WHAT YOU WILL DO = Every entry needs to be printed exactly, please.

>> BEGIN

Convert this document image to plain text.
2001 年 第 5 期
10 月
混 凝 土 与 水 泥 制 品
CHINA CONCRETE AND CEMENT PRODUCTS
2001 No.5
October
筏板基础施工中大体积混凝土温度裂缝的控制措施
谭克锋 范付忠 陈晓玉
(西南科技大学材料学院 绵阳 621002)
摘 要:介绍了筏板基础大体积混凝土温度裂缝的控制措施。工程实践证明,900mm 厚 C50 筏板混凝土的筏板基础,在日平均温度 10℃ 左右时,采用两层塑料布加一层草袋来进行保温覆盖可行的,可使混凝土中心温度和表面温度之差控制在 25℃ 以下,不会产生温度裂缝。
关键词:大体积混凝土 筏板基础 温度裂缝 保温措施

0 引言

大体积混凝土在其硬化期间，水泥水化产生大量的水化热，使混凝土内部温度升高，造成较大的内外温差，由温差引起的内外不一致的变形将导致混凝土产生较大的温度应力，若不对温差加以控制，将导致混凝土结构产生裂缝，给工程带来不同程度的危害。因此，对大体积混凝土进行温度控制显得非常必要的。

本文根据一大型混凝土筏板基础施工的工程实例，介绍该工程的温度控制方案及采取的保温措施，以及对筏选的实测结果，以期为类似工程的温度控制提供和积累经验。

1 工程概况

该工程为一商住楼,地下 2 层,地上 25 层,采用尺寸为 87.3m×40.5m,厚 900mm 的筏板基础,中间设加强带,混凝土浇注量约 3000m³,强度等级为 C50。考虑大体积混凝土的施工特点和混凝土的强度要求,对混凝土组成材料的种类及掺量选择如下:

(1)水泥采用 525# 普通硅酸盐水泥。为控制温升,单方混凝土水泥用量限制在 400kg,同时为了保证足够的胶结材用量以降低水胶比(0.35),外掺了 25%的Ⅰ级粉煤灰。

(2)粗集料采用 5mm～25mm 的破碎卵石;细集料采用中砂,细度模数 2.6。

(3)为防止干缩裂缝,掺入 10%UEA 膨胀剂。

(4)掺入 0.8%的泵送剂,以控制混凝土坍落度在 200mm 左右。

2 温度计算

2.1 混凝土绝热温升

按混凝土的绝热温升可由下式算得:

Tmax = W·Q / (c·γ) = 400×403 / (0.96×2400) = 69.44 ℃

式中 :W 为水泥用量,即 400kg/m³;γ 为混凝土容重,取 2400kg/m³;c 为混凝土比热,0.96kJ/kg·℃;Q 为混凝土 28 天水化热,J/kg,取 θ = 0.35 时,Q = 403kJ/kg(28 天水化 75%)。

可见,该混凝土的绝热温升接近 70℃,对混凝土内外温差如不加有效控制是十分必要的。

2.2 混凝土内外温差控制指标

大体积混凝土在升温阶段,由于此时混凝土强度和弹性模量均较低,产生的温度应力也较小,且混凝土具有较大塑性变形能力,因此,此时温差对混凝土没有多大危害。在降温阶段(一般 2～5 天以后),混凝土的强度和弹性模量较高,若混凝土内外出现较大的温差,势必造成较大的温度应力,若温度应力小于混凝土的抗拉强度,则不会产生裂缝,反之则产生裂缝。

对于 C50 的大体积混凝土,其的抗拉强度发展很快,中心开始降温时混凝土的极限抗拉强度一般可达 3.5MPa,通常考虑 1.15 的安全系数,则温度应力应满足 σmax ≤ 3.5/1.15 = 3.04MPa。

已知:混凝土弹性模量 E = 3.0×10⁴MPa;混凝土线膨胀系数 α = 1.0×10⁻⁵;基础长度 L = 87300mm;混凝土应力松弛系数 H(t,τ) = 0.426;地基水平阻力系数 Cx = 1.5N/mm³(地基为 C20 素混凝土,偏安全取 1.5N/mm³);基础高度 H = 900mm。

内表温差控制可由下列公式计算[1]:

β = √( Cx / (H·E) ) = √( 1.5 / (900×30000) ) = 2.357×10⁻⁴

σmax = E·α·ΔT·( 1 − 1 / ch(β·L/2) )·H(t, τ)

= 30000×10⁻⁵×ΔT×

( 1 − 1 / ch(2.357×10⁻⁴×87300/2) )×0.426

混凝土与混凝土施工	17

>> END

SOLVED PROBLEM =
Convert this document image to plain text.
2001 年 第 5 期
10 月
混 凝 土 与 水 泥 制 品
CHINA CONCRETE AND CEMENT PRODUCTS
2001 No.5
October
筏板基础施工中大体积混凝土温度裂缝的控制措施
谭克锋 范付忠 陈晓玉
(西南科技大学材料学院 绵阳 621002)
摘 要:介绍了筏板基础大体积混凝土温度裂缝的控制措施。工程实践证明,900mm 厚 C50 筏板混凝土的筏板基础,在日平均温度 10℃ 左右时,采用两层塑料布加一层草袋来进行保温覆盖可行的,可使混凝土中心温度和表面温度之差控制在 25℃ 以下,不会产生温度裂缝。
关键词:大体积混凝土 筏板基础 温度裂缝 保温措施

0 引言

大体积混凝土在其硬化期间，水泥水化产生大量的水化热，使混凝土内部温度升高，造成较大的内外温差，由温差引起的内外不一致的变形将导致混凝土产生较大的温度应力，若不对温差加以控制，将导致混凝土结构产生裂缝，给工程带来不同程度的危害。因此，对大体积混凝土进行温度控制显得非常必要的。

本文根据一大型混凝土筏板基础施工的工程实例，介绍该工程的温度控制方案及采取的保温措施，以及对筏选的实测结果，以期为类似工程的温度控制提供和积累经验。

1 工程概况

该工程为一商住楼,地下 2 层,地上 25 层,采用尺寸为 87.3m×40.5m,厚 900mm 的筏板基础,中间设加强带,混凝土浇注量约 3000m³,强度等级为 C50。考虑大体积混凝土的施工特点和混凝土的强度要求,对混凝土组成材料的种类及掺量选择如下:

(1)水泥采用 525# 普通硅酸盐水泥。为控制温升,单方混凝土水泥用量限制在 400kg,同时为了保证足够的胶结材用量以降低水胶比(0.35),外掺了 25%的Ⅰ级粉煤灰。

(2)粗集料采用 5mm～25mm 的破碎卵石;细集料采用中砂,细度模数 2.6。

(3)为防止干缩裂缝,掺入 10%UEA 膨胀剂。

(4)掺入 0.8%的泵送剂,以控制混凝土坍落度在 200mm 左右。

2 温度计算

2.1 混凝土绝热温升

按混凝土的绝热温升可由下式算得:

Tmax = W·Q / (c·γ) = 400×403 / (0.96×2400) = 69.44 ℃

式中 :W 为水泥用量,即 400kg/m³;γ 为混凝土容重,取 2400kg/m³;c 为混凝土比热,0.96kJ/kg·℃;Q 为混凝土 28 天水化热,J/kg,取 θ = 0.35 时,Q = 403kJ/kg(28 天水化 75%)。

可见,该混凝土的绝热温升接近 70℃,对混凝土内外温差如不加有效控制是十分必要的。

2.2 混凝土内外温差控制指标

大体积混凝土在升温阶段,由于此时混凝土强度和弹性模量均较低,产生的温度应力也较小,且混凝土具有较大塑性变形能力,因此,此时温差对混凝土没有多大危害。在降温阶段(一般 2～5 天以后),混凝土的强度和弹性模量较高,若混凝土内外出现较大的温差,势必造成较大的温度应力,若温度应力小于混凝土的抗拉强度,则不会产生裂缝,反之则产生裂缝。

对于 C50 的大体积混凝土,其的抗拉强度发展很快,中心开始降温时混凝土的极限抗拉强度一般可达 3.5MPa,通常考虑 1.15 的安全系数,则温度应力应满足 σmax ≤ 3.5/1.15 = 3.04MPa。

已知:混凝土弹性模量 E = 3.0×10⁴MPa;混凝土线膨胀系数 α = 1.0×10⁻⁵;基础长度 L = 87300mm;混凝土应力松弛系数 H(t,τ) = 0.426;地基水平阻力系数 Cx = 1.5N/mm³(地基为 C20 素混凝土,偏安全取 1.5N/mm³);基础高度 H = 900mm。

内表温差控制可由下列公式计算[1]:

β = √( Cx / (H·E) ) = √( 1.5 / (900×30000) ) = 2.357×10⁻⁴

σmax = E·α·ΔT·( 1 − 1 / ch(β·L/2) )·H(t, τ)

= 30000×10⁻⁵×ΔT×

( 1 − 1 / ch(2.357×10⁻⁴×87300/2) )×0.426

混凝土与混凝土施工	17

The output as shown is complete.